(TASK GOAL)
Pull out every line in the records below that contains the string "Ports". Case counts.

==========

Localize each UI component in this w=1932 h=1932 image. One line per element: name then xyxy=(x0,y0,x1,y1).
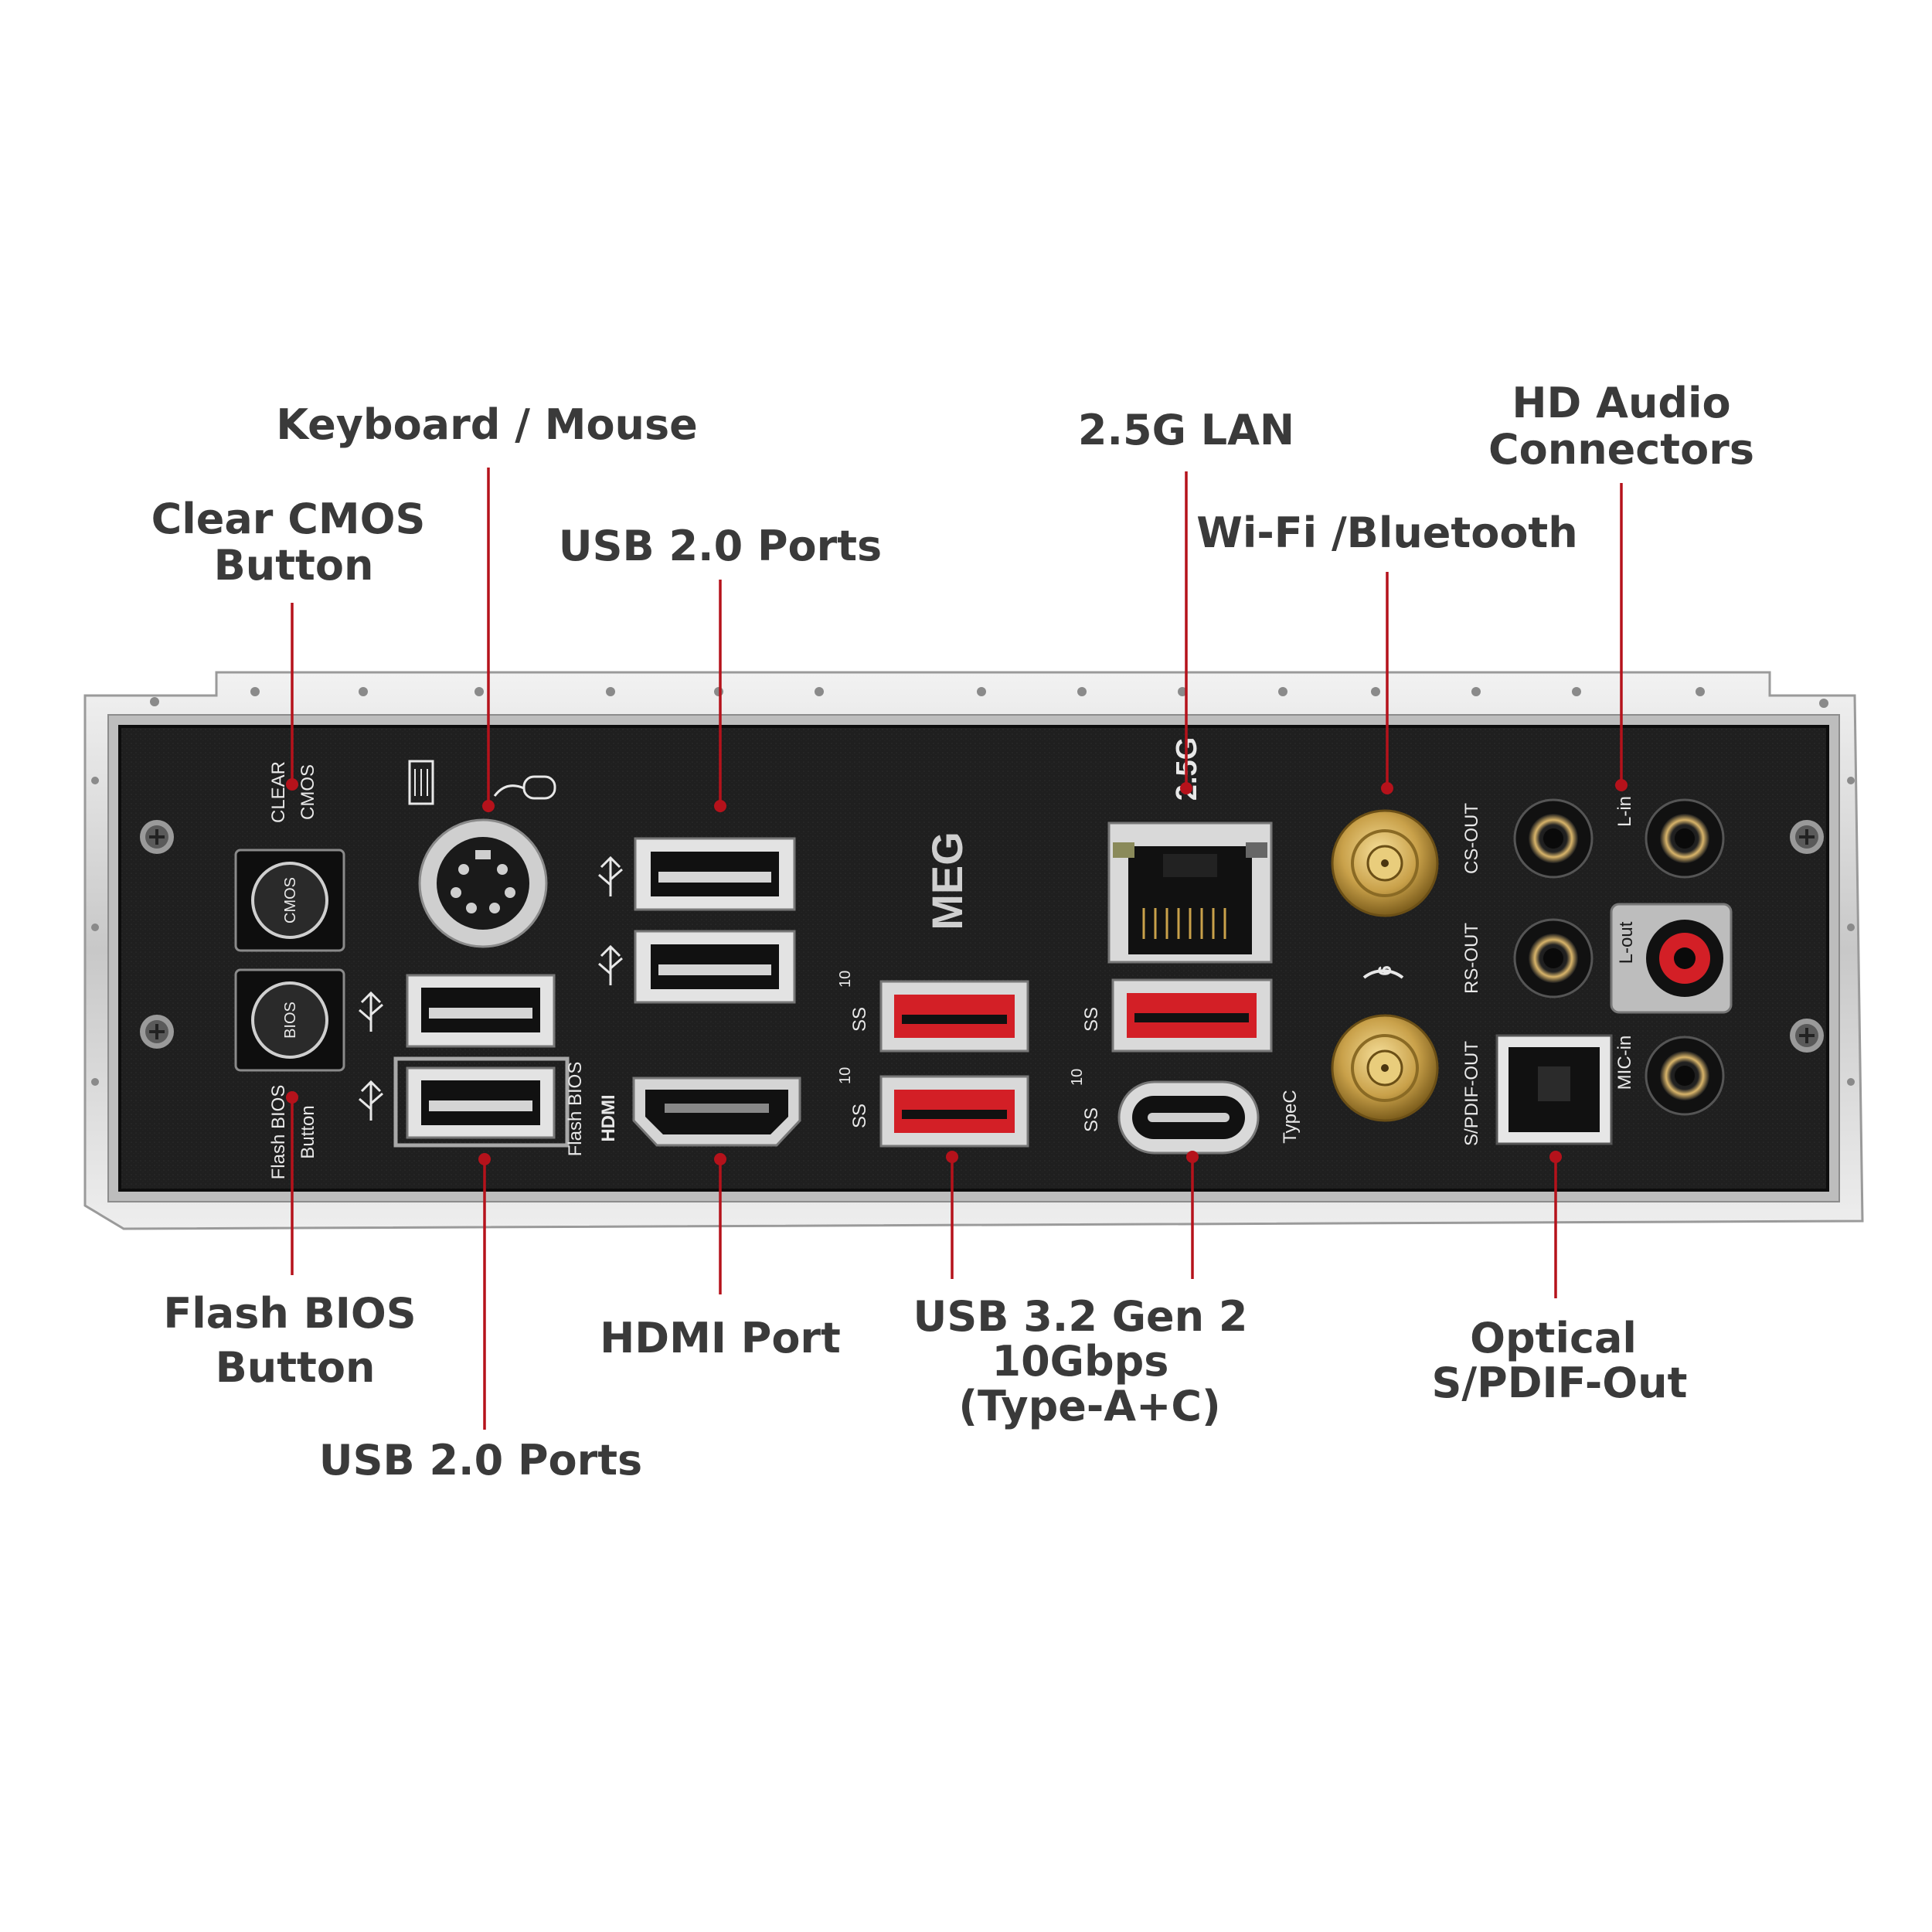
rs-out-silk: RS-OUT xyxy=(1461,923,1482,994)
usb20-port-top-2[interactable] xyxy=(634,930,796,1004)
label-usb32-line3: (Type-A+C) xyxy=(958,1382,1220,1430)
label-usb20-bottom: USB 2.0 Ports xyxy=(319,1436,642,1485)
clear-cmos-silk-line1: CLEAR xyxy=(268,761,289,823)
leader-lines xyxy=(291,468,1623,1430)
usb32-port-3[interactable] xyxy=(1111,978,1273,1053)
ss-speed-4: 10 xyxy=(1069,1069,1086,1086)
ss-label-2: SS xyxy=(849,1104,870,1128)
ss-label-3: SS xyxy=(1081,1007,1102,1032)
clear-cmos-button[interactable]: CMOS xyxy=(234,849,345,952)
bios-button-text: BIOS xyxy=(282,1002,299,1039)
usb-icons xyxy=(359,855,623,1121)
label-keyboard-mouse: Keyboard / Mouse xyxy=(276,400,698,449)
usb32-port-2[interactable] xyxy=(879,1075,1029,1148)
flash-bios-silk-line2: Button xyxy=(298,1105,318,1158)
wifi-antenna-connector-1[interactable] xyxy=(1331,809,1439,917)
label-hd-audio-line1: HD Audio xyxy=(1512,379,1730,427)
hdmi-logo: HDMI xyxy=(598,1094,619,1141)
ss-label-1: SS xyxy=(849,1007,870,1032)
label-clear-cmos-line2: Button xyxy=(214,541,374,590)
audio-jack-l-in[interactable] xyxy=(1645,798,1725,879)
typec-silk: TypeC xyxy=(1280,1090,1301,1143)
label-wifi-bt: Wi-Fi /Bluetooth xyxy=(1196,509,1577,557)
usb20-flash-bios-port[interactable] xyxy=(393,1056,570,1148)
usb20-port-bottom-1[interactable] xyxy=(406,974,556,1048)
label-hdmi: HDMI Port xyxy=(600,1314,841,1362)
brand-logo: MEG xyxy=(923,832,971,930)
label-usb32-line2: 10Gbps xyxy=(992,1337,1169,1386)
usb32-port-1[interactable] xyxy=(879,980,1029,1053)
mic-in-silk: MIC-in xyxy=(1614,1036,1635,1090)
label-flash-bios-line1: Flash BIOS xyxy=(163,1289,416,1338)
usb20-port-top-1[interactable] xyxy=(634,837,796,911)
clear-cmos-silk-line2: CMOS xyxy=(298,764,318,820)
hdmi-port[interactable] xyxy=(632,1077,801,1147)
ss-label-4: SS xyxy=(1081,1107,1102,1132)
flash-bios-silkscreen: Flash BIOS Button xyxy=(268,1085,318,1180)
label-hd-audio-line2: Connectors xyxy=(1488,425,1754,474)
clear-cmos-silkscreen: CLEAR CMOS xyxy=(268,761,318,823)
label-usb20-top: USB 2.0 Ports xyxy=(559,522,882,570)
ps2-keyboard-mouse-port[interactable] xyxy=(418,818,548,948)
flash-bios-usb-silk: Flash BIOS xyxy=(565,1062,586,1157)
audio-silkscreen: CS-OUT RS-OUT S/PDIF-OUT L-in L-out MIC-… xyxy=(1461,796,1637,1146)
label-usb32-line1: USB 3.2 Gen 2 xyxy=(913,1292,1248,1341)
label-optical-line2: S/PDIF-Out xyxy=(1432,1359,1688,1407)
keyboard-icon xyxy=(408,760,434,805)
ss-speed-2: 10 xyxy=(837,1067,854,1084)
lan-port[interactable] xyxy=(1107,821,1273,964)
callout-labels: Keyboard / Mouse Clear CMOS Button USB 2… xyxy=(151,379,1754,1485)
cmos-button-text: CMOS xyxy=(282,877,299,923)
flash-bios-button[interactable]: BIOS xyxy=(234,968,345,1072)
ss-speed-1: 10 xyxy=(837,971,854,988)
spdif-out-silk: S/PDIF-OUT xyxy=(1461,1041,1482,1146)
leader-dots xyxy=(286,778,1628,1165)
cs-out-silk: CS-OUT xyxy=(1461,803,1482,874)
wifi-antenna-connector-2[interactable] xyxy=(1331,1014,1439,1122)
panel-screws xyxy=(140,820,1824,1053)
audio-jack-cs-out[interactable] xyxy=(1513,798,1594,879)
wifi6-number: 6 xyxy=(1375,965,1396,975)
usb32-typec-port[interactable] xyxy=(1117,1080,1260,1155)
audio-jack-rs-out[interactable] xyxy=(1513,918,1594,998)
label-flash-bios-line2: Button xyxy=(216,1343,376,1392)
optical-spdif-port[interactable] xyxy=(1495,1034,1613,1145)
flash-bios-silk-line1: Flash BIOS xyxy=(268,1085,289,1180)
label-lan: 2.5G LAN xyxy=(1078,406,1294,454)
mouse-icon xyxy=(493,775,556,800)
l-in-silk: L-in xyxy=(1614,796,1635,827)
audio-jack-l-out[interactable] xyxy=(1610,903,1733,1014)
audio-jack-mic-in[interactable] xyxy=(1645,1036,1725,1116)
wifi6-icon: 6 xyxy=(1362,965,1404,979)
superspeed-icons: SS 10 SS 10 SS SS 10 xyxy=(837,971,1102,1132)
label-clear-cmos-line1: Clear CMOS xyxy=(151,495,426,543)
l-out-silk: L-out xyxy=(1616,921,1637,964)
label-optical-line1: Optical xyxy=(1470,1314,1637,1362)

==========

(SOLUTION BELOW)
label-usb20-bottom: USB 2.0 Ports xyxy=(319,1436,642,1485)
label-usb20-top: USB 2.0 Ports xyxy=(559,522,882,570)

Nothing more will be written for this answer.